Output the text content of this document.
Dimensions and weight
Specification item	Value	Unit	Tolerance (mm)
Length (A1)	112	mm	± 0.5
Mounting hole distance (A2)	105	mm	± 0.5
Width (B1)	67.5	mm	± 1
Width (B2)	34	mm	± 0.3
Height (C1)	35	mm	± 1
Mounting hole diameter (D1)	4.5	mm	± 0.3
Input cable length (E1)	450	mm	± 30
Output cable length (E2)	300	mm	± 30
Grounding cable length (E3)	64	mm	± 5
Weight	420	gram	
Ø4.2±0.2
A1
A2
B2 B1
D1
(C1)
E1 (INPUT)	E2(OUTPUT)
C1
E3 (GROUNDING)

# WHAT THE EXERCISE ASKS
Select and copy every line from the records that includes the word "Mounting".

# WRITTEN RESPONSE
Mounting hole distance (A2)	105	mm	± 0.5
Mounting hole diameter (D1)	4.5	mm	± 0.3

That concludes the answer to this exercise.